TASK REQUIREMENTS → Where the string "this" occurs in the material below, report the whole line.

— BEGIN INPUT ROWS —

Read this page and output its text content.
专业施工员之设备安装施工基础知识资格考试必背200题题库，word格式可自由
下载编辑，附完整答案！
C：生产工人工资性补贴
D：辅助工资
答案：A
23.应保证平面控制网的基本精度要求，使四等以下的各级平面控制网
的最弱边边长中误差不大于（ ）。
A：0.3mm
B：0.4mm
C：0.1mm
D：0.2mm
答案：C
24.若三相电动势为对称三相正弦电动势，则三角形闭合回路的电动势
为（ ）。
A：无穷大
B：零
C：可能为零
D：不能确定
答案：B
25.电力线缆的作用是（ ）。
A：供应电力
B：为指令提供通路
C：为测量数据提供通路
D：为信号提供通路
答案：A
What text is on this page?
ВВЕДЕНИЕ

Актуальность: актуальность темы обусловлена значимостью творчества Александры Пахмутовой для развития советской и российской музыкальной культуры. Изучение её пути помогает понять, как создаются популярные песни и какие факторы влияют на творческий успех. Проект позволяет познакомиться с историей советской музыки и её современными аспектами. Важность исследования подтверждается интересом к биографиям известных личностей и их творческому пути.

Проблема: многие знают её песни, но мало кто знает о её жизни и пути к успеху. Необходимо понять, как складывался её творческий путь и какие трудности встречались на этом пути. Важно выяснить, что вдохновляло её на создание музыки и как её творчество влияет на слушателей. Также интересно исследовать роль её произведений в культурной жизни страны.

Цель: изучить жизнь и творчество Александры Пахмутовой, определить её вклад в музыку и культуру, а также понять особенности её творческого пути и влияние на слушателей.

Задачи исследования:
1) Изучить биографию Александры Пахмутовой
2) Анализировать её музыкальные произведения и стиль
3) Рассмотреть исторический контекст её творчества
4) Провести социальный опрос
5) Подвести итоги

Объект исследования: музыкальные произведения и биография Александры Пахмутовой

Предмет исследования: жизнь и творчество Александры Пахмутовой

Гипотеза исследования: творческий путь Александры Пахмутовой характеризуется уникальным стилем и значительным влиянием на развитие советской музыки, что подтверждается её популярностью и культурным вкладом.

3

— END INPUT ROWS —

ANSWER TO THE EXERCISE →
Read this page and output its text content.
What text is on this page?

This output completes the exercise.